#### YOUR GOAL:
Search the data for the word "rules" and copy every line that contains it.

## start

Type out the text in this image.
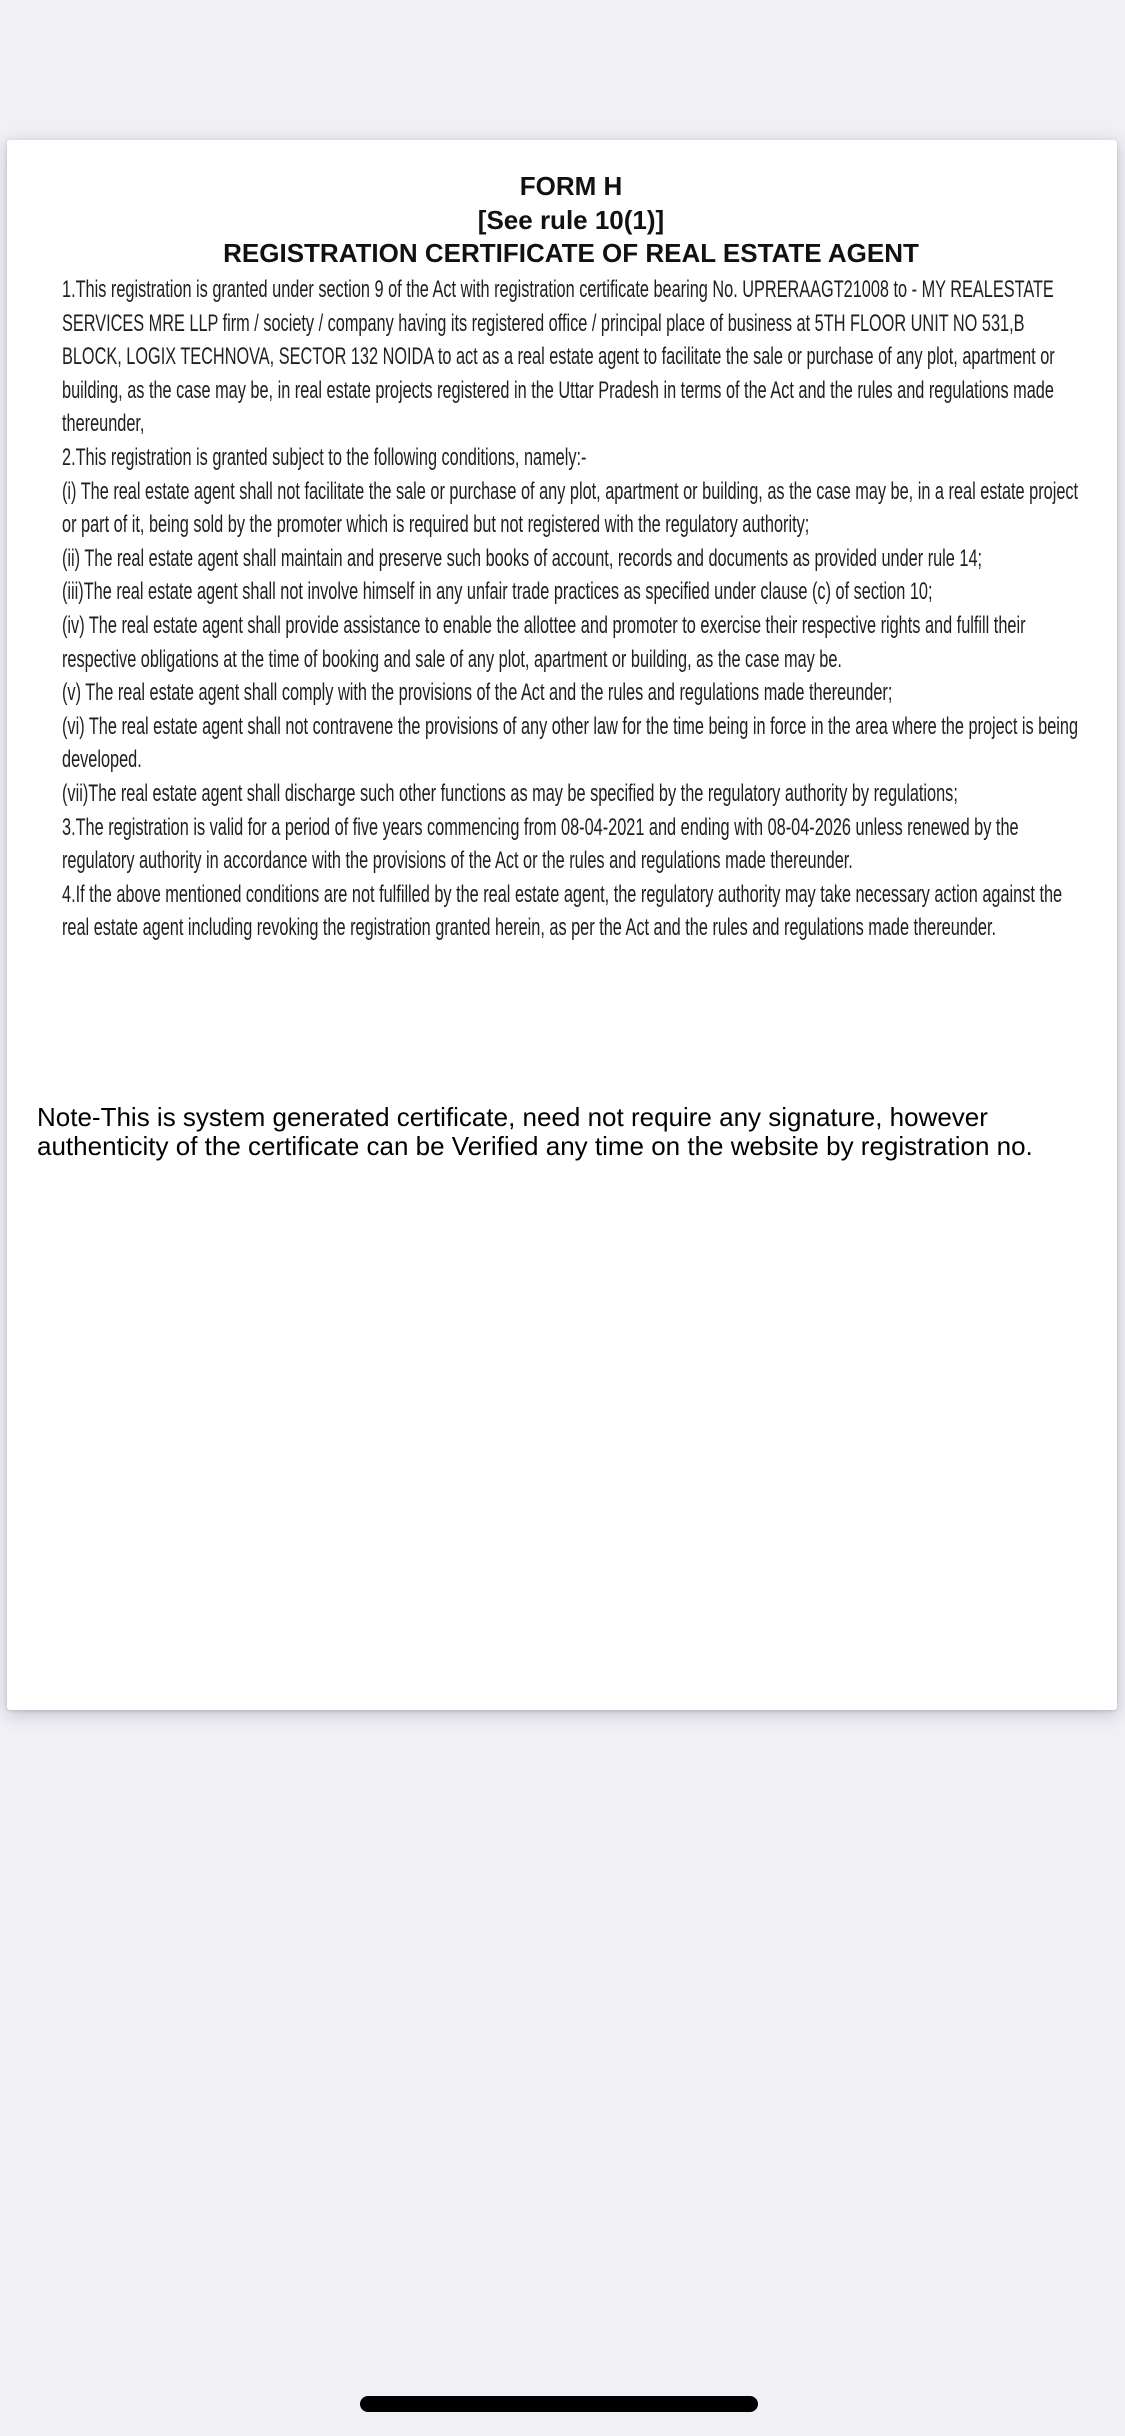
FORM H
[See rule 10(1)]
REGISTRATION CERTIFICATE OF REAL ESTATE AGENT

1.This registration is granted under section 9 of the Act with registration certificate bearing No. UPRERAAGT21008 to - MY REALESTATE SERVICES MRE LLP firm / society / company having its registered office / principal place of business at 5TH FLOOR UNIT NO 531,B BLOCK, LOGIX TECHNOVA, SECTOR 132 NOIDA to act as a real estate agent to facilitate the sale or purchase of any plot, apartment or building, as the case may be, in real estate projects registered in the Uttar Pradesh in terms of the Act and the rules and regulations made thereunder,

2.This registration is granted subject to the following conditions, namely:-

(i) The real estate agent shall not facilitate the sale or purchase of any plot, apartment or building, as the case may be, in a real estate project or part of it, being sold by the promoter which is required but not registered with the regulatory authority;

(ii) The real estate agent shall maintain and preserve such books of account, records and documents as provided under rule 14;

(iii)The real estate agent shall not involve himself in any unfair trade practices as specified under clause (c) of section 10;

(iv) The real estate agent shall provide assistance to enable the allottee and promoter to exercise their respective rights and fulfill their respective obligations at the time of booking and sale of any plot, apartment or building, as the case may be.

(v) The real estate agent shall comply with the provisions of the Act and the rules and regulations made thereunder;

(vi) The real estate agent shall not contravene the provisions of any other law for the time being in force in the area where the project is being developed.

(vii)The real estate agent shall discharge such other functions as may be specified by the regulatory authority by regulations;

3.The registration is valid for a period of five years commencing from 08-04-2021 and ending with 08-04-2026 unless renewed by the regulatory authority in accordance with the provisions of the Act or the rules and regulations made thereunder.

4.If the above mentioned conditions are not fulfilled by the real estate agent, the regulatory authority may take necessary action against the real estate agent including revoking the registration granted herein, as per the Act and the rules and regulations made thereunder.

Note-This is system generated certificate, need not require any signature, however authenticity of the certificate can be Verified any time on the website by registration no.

## end

#### TASK RESPONSE:
1.This registration is granted under section 9 of the Act with registration certificate bearing No. UPRERAAGT21008 to - MY REALESTATE SERVICES MRE LLP firm / society / company having its registered office / principal place of business at 5TH FLOOR UNIT NO 531,B BLOCK, LOGIX TECHNOVA, SECTOR 132 NOIDA to act as a real estate agent to facilitate the sale or purchase of any plot, apartment or building, as the case may be, in real estate projects registered in the Uttar Pradesh in terms of the Act and the rules and regulations made thereunder,
(v) The real estate agent shall comply with the provisions of the Act and the rules and regulations made thereunder;
3.The registration is valid for a period of five years commencing from 08-04-2021 and ending with 08-04-2026 unless renewed by the regulatory authority in accordance with the provisions of the Act or the rules and regulations made thereunder.
4.If the above mentioned conditions are not fulfilled by the real estate agent, the regulatory authority may take necessary action against the real estate agent including revoking the registration granted herein, as per the Act and the rules and regulations made thereunder.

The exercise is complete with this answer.